Canadian System of Macroeconomic Accounts

Canada's system of macroeconomic accounts (CSMA) is a set of accounts (or economic statistical statements), each one providing an aggregated portrait of economic activity during a given period. Each account differentiates itself from the others by providing a different perspective of the economy, whether it be industrial, sectoral, financial, or environmental or whether it measures production, the generation and distribution of income, use of income, capital formation, financing activity, wealth positions or our engagements with the rest of the world.

Because these accounts all use a common set of definitions, concepts and classifications, and are explicitly related to each other, they form an integrated system. As a result, the economic stories assembled from the CSMA statistics are coherent and credible. The latter reflects the enhanced quality inherent in an integrated system.

The CSMA is built using three main international macroeconomic accounting frameworks.

Spatial annotation entries:
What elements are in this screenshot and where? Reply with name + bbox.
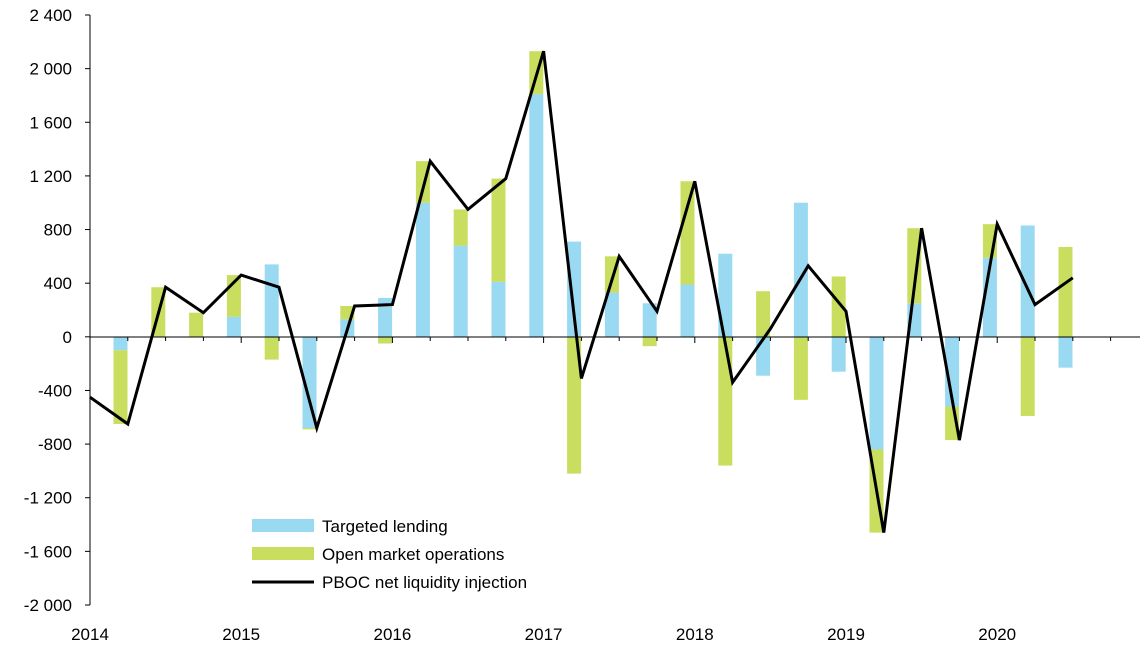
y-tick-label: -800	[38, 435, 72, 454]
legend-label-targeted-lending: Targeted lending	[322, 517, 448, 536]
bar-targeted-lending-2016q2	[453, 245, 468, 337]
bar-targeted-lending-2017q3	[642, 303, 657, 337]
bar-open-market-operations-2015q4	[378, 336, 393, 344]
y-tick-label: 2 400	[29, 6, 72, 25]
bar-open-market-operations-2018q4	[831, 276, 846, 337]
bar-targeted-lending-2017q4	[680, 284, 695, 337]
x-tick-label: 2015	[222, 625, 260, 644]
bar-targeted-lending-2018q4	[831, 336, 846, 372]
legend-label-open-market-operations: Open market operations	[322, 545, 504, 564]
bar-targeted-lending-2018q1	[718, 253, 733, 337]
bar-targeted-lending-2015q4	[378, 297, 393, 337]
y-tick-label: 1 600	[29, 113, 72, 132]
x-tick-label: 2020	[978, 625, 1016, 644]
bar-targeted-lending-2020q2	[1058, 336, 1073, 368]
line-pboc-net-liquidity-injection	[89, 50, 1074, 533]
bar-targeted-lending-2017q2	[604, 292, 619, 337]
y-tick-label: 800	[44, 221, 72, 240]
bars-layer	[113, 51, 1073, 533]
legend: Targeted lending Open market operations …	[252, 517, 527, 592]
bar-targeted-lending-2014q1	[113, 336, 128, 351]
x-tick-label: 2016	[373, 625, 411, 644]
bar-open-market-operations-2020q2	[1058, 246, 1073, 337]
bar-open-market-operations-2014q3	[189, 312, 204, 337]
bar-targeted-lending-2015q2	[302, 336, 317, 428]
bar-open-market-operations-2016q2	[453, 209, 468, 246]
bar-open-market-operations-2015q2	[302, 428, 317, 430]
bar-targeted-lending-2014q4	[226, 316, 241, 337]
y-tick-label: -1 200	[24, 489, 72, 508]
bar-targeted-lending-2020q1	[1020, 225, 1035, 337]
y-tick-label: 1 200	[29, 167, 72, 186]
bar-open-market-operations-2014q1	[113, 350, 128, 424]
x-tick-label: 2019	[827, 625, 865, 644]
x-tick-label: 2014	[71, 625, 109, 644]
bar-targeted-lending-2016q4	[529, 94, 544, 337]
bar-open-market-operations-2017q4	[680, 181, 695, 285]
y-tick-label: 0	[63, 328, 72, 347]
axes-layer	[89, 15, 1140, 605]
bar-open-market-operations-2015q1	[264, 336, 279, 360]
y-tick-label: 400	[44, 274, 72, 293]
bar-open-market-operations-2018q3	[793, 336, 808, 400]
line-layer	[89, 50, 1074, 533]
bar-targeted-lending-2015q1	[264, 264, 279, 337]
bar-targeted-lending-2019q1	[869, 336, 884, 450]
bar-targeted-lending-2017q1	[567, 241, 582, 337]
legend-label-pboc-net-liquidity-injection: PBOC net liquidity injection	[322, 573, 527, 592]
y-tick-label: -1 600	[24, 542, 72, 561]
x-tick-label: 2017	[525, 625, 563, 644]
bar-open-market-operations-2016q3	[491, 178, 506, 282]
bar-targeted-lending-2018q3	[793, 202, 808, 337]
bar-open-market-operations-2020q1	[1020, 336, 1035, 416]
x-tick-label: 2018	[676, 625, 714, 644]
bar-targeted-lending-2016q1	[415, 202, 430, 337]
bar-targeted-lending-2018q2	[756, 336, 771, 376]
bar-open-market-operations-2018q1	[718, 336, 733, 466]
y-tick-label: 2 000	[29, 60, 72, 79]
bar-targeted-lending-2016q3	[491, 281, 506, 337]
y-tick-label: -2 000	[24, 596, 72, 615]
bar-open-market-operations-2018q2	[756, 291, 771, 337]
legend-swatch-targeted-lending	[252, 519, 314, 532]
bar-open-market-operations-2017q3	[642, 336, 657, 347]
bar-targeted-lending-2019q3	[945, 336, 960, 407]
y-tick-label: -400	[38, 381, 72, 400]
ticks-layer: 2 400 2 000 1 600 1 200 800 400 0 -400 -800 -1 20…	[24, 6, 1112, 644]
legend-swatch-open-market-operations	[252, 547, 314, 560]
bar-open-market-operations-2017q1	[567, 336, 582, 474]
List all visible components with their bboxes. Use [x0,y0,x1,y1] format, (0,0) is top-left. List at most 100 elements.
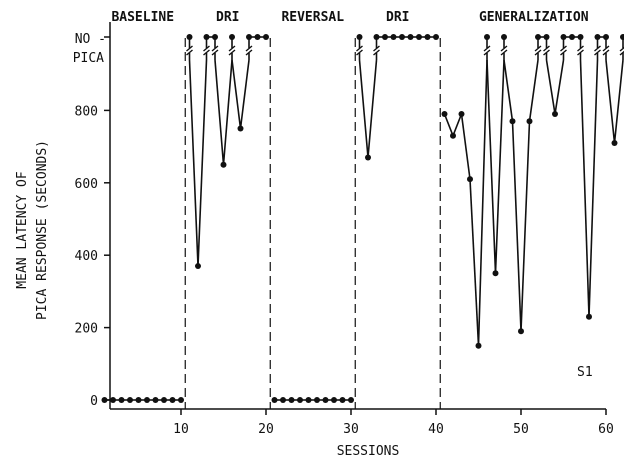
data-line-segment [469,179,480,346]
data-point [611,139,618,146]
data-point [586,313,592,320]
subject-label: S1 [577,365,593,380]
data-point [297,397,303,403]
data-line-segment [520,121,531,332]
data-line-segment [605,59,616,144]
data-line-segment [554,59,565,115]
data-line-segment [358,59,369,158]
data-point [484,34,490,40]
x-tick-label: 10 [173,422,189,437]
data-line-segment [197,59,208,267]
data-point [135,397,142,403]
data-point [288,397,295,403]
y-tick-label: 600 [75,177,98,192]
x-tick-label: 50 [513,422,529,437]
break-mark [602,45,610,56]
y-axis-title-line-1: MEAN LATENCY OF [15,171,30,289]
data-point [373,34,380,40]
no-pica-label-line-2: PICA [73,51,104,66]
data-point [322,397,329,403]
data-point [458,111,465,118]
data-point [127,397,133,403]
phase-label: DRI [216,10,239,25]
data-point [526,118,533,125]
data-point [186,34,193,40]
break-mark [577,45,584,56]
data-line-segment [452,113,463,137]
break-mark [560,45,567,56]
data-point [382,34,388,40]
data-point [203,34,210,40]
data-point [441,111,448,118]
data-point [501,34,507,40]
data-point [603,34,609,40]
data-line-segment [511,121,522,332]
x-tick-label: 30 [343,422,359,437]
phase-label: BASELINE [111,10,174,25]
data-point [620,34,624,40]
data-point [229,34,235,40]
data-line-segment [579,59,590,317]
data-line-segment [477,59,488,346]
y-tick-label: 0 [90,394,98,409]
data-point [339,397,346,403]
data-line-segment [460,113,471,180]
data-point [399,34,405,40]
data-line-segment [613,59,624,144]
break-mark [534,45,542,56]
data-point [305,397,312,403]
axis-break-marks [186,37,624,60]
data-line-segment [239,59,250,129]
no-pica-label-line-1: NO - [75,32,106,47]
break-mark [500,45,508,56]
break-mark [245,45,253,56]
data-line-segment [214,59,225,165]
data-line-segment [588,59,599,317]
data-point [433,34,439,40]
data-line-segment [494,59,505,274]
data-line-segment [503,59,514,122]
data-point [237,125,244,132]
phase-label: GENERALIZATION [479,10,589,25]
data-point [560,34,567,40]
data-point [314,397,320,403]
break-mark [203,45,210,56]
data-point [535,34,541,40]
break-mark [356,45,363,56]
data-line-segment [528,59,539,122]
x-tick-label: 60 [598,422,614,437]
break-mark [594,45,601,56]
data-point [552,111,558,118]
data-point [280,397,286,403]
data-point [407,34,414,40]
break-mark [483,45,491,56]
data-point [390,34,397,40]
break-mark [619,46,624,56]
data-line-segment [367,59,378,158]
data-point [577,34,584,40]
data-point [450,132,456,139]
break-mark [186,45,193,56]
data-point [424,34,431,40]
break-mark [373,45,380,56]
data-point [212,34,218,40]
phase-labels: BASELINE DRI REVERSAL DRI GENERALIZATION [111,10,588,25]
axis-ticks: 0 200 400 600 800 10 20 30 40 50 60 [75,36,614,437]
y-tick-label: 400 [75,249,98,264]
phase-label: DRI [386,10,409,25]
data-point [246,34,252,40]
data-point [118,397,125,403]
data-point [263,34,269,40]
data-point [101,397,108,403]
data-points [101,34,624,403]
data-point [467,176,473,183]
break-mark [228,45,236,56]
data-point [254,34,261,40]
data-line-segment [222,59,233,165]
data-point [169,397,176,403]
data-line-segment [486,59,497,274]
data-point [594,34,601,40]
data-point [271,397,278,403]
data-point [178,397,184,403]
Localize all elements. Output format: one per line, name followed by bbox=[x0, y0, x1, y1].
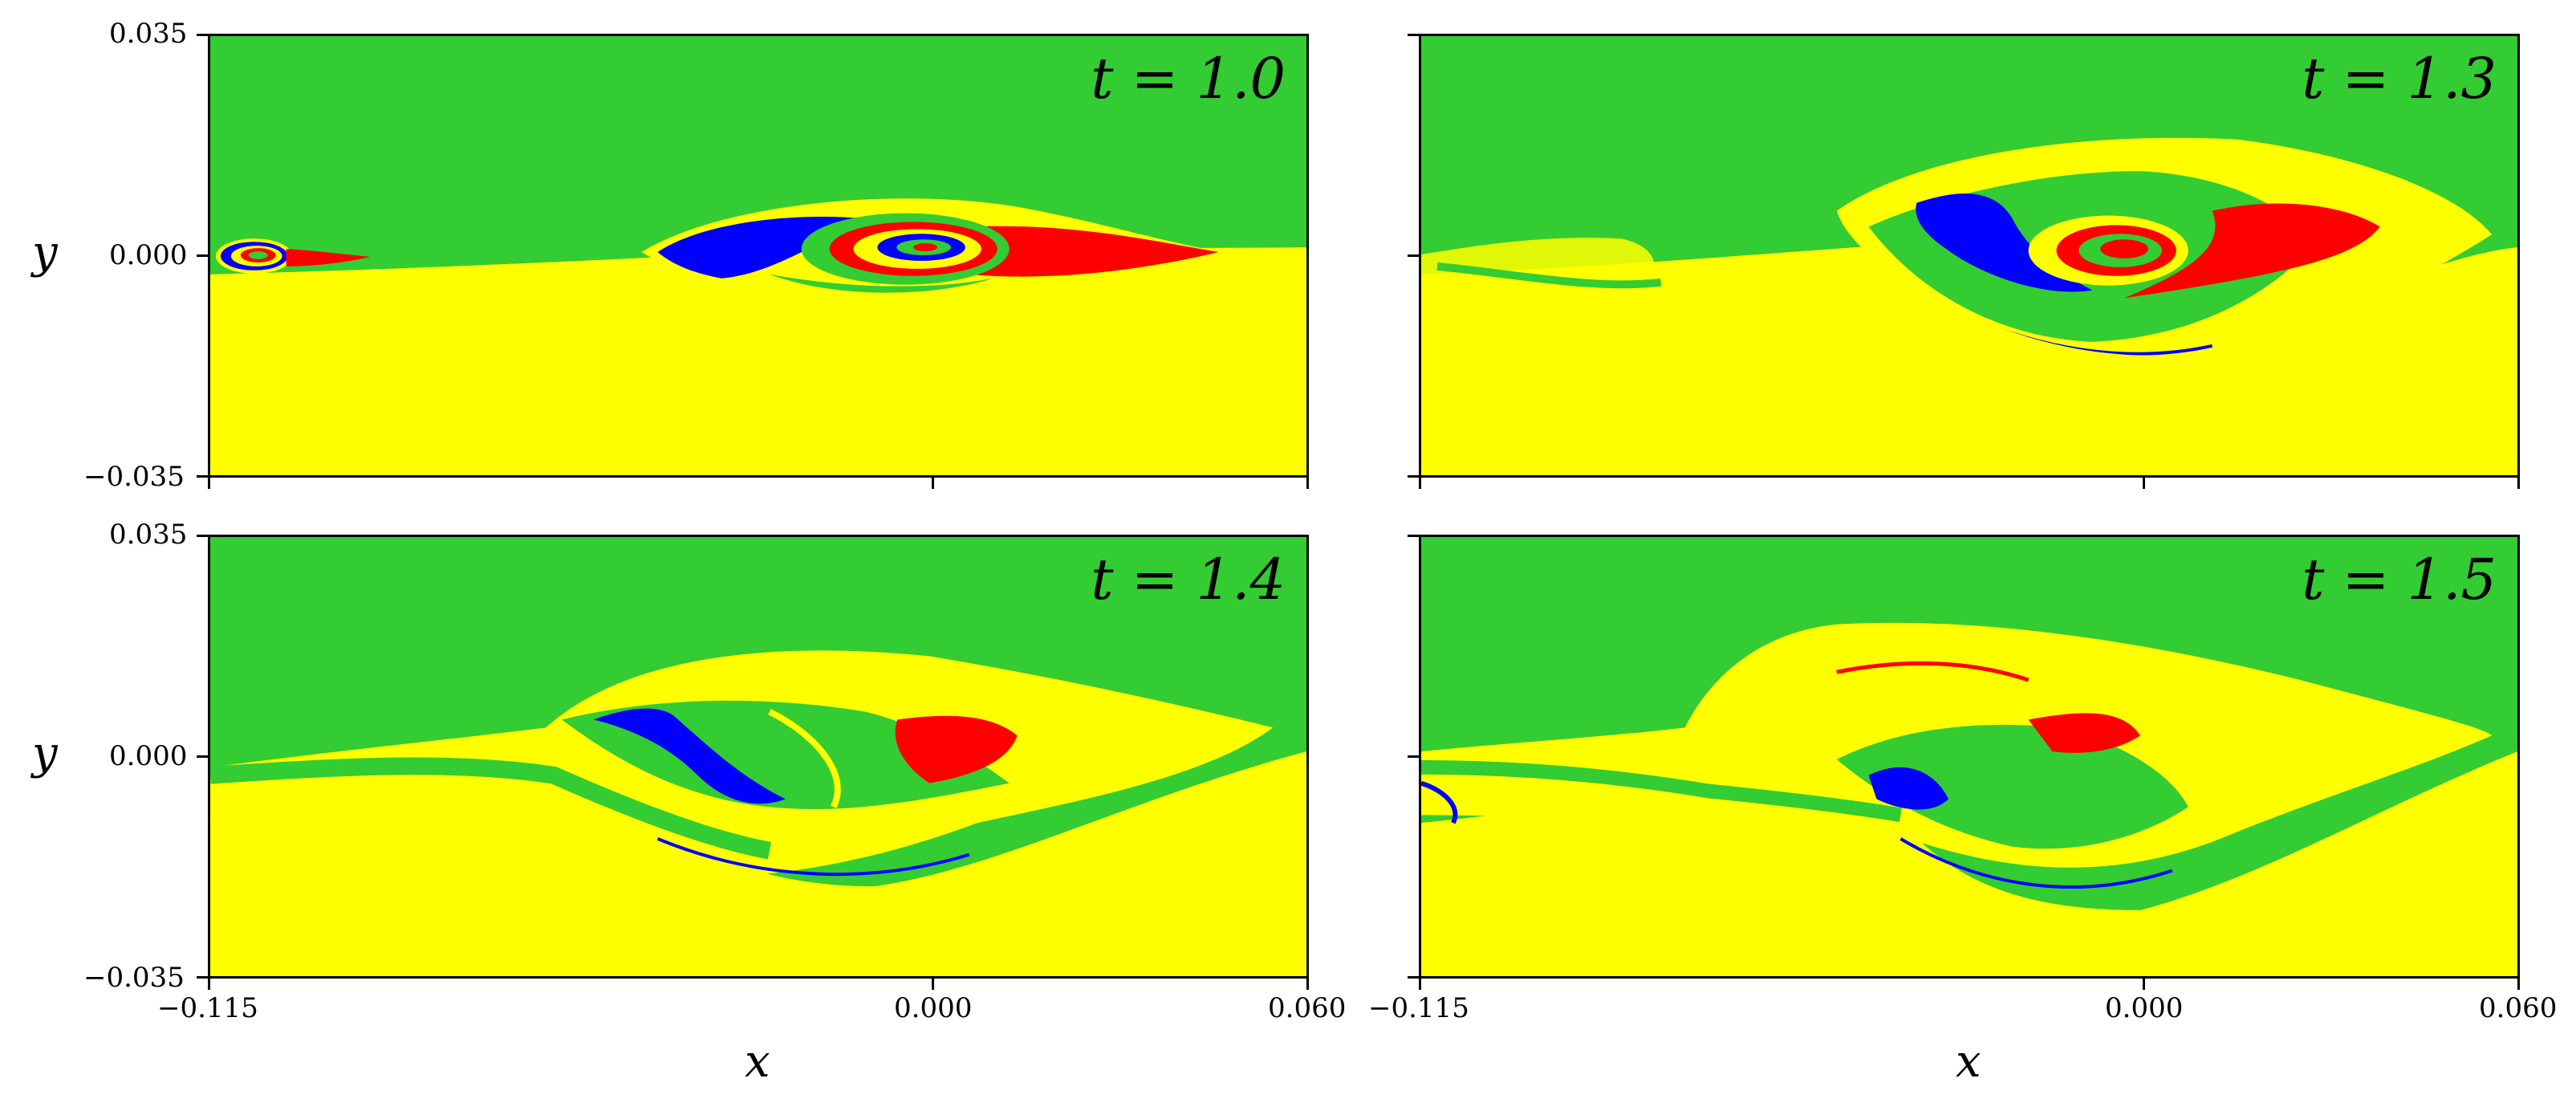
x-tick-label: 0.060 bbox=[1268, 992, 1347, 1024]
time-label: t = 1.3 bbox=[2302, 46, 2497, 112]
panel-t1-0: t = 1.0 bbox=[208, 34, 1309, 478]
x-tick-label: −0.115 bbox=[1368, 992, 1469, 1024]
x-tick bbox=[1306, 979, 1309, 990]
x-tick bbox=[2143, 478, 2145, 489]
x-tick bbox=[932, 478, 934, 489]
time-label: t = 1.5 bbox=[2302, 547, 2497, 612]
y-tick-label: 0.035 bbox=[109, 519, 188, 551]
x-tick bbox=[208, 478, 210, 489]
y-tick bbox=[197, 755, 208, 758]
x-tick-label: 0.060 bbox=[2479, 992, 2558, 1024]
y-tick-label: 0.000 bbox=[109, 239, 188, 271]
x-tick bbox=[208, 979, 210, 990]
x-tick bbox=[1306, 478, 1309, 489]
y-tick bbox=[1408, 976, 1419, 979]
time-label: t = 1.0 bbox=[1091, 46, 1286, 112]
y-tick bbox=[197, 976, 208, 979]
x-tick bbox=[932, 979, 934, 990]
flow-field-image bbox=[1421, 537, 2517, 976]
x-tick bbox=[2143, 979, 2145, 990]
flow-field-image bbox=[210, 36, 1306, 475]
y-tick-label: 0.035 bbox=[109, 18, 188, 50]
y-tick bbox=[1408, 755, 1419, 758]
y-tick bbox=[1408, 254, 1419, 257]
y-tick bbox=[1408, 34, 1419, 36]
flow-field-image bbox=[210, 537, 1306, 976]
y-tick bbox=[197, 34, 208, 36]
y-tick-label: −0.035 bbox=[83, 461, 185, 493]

Written problem 1: Shorten the paragraph in the text on Canada's macroeconomic accounts that begins "Because these accounts all use a common set" while keeping its main facts.
Written problem 2: Resume the text on Canada's macroeconomic accounts after its last sentence.

Task answer 1: The CSMA accounts share common definitions, concepts and classifications and are explicitly related, so they form an integrated system. That integration gives the system higher quality, which makes the economic stories built from CSMA statistics coherent and credible.

Task answer 2:
The "System of National Accounts 2008" (SNA2008) is the underlying framework used to compile the Canadian System of National Economic Accounts. The "Balance of Payments and International Investment Position Manual, Sixth Edition" is the underlying framework used to compile Canada's Balance of Payments and International Investment Position. The "Government Finance Statistics Manual" is the underlying framework used to compile Canada's Government Finance Statistics. Other related international standards also apply.

The use of internationally adopted macroeconomic accounting manuals in the development of Canada's System of Macroeconomic Accounts ensures the resulting statistics are consistent and comparable with macroeconomic accounts compiled in the United States, Australia, the European Union and other countries.

The CSMA is probably best described by the key economic statistics that flow out of these statistical statements, such as gross domestic product, national wealth, saving, disposable income, investment, household consumption, government debt, foreign direct investment, trade, national net worth and productivity.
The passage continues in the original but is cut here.